__WHAT YOU HAVE TO DO__
Reproduce every line of the material below, but drop the pictures.

* * *

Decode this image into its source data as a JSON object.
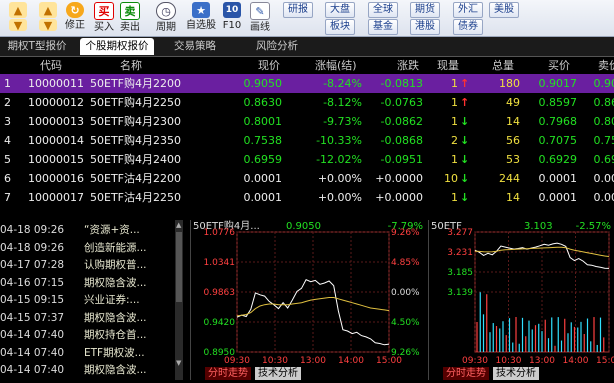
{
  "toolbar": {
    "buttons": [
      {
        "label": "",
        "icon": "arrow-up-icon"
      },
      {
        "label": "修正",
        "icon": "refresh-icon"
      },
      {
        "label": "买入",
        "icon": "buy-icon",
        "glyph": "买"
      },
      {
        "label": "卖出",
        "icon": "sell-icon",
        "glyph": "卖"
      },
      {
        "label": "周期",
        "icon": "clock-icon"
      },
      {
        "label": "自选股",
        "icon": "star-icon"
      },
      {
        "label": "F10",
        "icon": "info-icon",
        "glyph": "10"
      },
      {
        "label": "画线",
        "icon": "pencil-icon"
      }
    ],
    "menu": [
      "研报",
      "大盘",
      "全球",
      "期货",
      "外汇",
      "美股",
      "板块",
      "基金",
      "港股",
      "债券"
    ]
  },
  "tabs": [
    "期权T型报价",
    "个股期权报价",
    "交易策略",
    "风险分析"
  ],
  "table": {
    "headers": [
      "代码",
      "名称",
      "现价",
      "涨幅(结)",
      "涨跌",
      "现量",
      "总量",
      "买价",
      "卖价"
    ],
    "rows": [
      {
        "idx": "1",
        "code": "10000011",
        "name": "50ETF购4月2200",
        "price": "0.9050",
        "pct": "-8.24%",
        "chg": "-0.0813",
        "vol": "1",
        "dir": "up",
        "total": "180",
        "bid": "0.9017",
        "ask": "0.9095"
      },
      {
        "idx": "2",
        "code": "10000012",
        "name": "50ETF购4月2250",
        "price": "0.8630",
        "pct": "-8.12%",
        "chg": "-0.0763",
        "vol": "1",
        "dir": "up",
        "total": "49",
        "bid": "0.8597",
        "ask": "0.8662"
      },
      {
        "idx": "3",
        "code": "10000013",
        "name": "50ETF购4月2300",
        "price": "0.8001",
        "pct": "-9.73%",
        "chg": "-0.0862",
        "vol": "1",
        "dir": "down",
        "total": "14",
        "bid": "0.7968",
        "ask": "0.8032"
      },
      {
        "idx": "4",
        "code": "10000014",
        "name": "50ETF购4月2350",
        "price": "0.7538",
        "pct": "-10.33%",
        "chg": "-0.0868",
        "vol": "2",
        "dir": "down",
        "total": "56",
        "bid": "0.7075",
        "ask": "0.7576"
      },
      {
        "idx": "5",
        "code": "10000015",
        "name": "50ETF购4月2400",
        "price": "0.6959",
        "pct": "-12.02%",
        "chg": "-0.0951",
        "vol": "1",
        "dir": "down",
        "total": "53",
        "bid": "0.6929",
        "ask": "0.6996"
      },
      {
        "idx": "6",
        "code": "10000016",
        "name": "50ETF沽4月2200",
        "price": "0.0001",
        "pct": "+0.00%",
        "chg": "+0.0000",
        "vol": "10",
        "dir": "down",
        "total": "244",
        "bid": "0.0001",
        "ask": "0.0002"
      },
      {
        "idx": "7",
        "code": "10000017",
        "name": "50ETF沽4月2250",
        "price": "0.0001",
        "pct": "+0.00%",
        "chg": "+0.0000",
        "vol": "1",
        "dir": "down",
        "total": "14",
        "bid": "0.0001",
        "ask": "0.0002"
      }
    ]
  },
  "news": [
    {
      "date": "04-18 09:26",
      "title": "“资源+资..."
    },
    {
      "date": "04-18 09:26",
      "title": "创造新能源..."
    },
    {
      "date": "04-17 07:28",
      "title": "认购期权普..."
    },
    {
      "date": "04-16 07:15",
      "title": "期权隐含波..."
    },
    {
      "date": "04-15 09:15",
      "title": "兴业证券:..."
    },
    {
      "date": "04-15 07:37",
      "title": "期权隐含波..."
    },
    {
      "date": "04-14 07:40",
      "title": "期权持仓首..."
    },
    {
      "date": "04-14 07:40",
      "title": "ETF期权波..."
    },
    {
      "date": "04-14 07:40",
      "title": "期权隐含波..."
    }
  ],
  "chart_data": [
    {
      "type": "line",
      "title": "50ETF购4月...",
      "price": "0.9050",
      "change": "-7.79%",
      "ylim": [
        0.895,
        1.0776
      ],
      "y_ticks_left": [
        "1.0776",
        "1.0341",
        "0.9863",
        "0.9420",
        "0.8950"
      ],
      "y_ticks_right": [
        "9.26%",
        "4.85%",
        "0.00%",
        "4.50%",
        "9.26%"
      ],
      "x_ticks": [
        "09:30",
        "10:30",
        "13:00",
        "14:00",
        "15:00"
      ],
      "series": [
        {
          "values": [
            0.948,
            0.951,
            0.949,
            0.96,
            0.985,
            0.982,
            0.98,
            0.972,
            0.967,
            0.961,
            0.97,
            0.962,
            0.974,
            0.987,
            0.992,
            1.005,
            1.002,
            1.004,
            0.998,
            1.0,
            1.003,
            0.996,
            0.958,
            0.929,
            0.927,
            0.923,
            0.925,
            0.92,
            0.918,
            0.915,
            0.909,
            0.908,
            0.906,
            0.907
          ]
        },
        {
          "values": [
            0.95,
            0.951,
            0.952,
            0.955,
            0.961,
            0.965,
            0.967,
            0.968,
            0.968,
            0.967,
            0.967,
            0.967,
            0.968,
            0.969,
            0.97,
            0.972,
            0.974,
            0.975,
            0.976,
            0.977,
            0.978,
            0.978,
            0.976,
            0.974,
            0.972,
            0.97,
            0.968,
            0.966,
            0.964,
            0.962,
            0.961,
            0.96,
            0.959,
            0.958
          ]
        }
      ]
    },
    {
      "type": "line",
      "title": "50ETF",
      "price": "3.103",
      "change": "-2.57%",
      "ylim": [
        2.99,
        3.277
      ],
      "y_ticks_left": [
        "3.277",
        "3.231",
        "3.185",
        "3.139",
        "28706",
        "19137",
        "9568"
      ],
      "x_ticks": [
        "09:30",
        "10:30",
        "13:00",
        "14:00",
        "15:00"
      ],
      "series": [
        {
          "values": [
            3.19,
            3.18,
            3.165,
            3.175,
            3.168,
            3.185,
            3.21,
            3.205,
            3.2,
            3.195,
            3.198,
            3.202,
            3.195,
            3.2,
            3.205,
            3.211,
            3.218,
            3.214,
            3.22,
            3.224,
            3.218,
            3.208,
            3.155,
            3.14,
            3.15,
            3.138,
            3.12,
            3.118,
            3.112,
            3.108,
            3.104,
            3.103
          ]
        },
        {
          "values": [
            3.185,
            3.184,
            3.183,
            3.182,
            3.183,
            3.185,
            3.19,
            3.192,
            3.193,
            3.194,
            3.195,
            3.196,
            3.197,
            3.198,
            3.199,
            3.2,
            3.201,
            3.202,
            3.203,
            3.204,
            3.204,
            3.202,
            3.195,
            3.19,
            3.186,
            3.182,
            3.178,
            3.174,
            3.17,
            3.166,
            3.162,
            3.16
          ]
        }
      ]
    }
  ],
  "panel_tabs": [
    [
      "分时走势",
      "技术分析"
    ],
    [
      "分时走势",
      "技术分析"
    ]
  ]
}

* * *

__RESPONSE TO THIS EXERCISE__
Decode this image into its source data as a JSON object.
{
  "toolbar": {
    "buttons": [
      {
        "label": "",
        "icon": "arrow-up-icon"
      },
      {
        "label": "修正",
        "icon": "refresh-icon"
      },
      {
        "label": "买入",
        "icon": "buy-icon",
        "glyph": "买"
      },
      {
        "label": "卖出",
        "icon": "sell-icon",
        "glyph": "卖"
      },
      {
        "label": "周期",
        "icon": "clock-icon"
      },
      {
        "label": "自选股",
        "icon": "star-icon"
      },
      {
        "label": "F10",
        "icon": "info-icon",
        "glyph": "10"
      },
      {
        "label": "画线",
        "icon": "pencil-icon"
      }
    ],
    "menu": [
      "研报",
      "大盘",
      "全球",
      "期货",
      "外汇",
      "美股",
      "板块",
      "基金",
      "港股",
      "债券"
    ]
  },
  "tabs": [
    "期权T型报价",
    "个股期权报价",
    "交易策略",
    "风险分析"
  ],
  "table": {
    "headers": [
      "代码",
      "名称",
      "现价",
      "涨幅(结)",
      "涨跌",
      "现量",
      "总量",
      "买价",
      "卖价"
    ],
    "rows": [
      {
        "idx": "1",
        "code": "10000011",
        "name": "50ETF购4月2200",
        "price": "0.9050",
        "pct": "-8.24%",
        "chg": "-0.0813",
        "vol": "1",
        "dir": "up",
        "total": "180",
        "bid": "0.9017",
        "ask": "0.9095"
      },
      {
        "idx": "2",
        "code": "10000012",
        "name": "50ETF购4月2250",
        "price": "0.8630",
        "pct": "-8.12%",
        "chg": "-0.0763",
        "vol": "1",
        "dir": "up",
        "total": "49",
        "bid": "0.8597",
        "ask": "0.8662"
      },
      {
        "idx": "3",
        "code": "10000013",
        "name": "50ETF购4月2300",
        "price": "0.8001",
        "pct": "-9.73%",
        "chg": "-0.0862",
        "vol": "1",
        "dir": "down",
        "total": "14",
        "bid": "0.7968",
        "ask": "0.8032"
      },
      {
        "idx": "4",
        "code": "10000014",
        "name": "50ETF购4月2350",
        "price": "0.7538",
        "pct": "-10.33%",
        "chg": "-0.0868",
        "vol": "2",
        "dir": "down",
        "total": "56",
        "bid": "0.7075",
        "ask": "0.7576"
      },
      {
        "idx": "5",
        "code": "10000015",
        "name": "50ETF购4月2400",
        "price": "0.6959",
        "pct": "-12.02%",
        "chg": "-0.0951",
        "vol": "1",
        "dir": "down",
        "total": "53",
        "bid": "0.6929",
        "ask": "0.6996"
      },
      {
        "idx": "6",
        "code": "10000016",
        "name": "50ETF沽4月2200",
        "price": "0.0001",
        "pct": "+0.00%",
        "chg": "+0.0000",
        "vol": "10",
        "dir": "down",
        "total": "244",
        "bid": "0.0001",
        "ask": "0.0002"
      },
      {
        "idx": "7",
        "code": "10000017",
        "name": "50ETF沽4月2250",
        "price": "0.0001",
        "pct": "+0.00%",
        "chg": "+0.0000",
        "vol": "1",
        "dir": "down",
        "total": "14",
        "bid": "0.0001",
        "ask": "0.0002"
      }
    ]
  },
  "news": [
    {
      "date": "04-18 09:26",
      "title": "“资源+资..."
    },
    {
      "date": "04-18 09:26",
      "title": "创造新能源..."
    },
    {
      "date": "04-17 07:28",
      "title": "认购期权普..."
    },
    {
      "date": "04-16 07:15",
      "title": "期权隐含波..."
    },
    {
      "date": "04-15 09:15",
      "title": "兴业证券:..."
    },
    {
      "date": "04-15 07:37",
      "title": "期权隐含波..."
    },
    {
      "date": "04-14 07:40",
      "title": "期权持仓首..."
    },
    {
      "date": "04-14 07:40",
      "title": "ETF期权波..."
    },
    {
      "date": "04-14 07:40",
      "title": "期权隐含波..."
    }
  ],
  "chart_data": [
    {
      "type": "line",
      "title": "50ETF购4月...",
      "price": "0.9050",
      "change": "-7.79%",
      "ylim": [
        0.895,
        1.0776
      ],
      "y_ticks_left": [
        "1.0776",
        "1.0341",
        "0.9863",
        "0.9420",
        "0.8950"
      ],
      "y_ticks_right": [
        "9.26%",
        "4.85%",
        "0.00%",
        "4.50%",
        "9.26%"
      ],
      "x_ticks": [
        "09:30",
        "10:30",
        "13:00",
        "14:00",
        "15:00"
      ],
      "series": [
        {
          "values": [
            0.948,
            0.951,
            0.949,
            0.96,
            0.985,
            0.982,
            0.98,
            0.972,
            0.967,
            0.961,
            0.97,
            0.962,
            0.974,
            0.987,
            0.992,
            1.005,
            1.002,
            1.004,
            0.998,
            1.0,
            1.003,
            0.996,
            0.958,
            0.929,
            0.927,
            0.923,
            0.925,
            0.92,
            0.918,
            0.915,
            0.909,
            0.908,
            0.906,
            0.907
          ]
        },
        {
          "values": [
            0.95,
            0.951,
            0.952,
            0.955,
            0.961,
            0.965,
            0.967,
            0.968,
            0.968,
            0.967,
            0.967,
            0.967,
            0.968,
            0.969,
            0.97,
            0.972,
            0.974,
            0.975,
            0.976,
            0.977,
            0.978,
            0.978,
            0.976,
            0.974,
            0.972,
            0.97,
            0.968,
            0.966,
            0.964,
            0.962,
            0.961,
            0.96,
            0.959,
            0.958
          ]
        }
      ]
    },
    {
      "type": "line",
      "title": "50ETF",
      "price": "3.103",
      "change": "-2.57%",
      "ylim": [
        2.99,
        3.277
      ],
      "y_ticks_left": [
        "3.277",
        "3.231",
        "3.185",
        "3.139",
        "28706",
        "19137",
        "9568"
      ],
      "x_ticks": [
        "09:30",
        "10:30",
        "13:00",
        "14:00",
        "15:00"
      ],
      "series": [
        {
          "values": [
            3.19,
            3.18,
            3.165,
            3.175,
            3.168,
            3.185,
            3.21,
            3.205,
            3.2,
            3.195,
            3.198,
            3.202,
            3.195,
            3.2,
            3.205,
            3.211,
            3.218,
            3.214,
            3.22,
            3.224,
            3.218,
            3.208,
            3.155,
            3.14,
            3.15,
            3.138,
            3.12,
            3.118,
            3.112,
            3.108,
            3.104,
            3.103
          ]
        },
        {
          "values": [
            3.185,
            3.184,
            3.183,
            3.182,
            3.183,
            3.185,
            3.19,
            3.192,
            3.193,
            3.194,
            3.195,
            3.196,
            3.197,
            3.198,
            3.199,
            3.2,
            3.201,
            3.202,
            3.203,
            3.204,
            3.204,
            3.202,
            3.195,
            3.19,
            3.186,
            3.182,
            3.178,
            3.174,
            3.17,
            3.166,
            3.162,
            3.16
          ]
        }
      ]
    }
  ],
  "panel_tabs": [
    [
      "分时走势",
      "技术分析"
    ],
    [
      "分时走势",
      "技术分析"
    ]
  ]
}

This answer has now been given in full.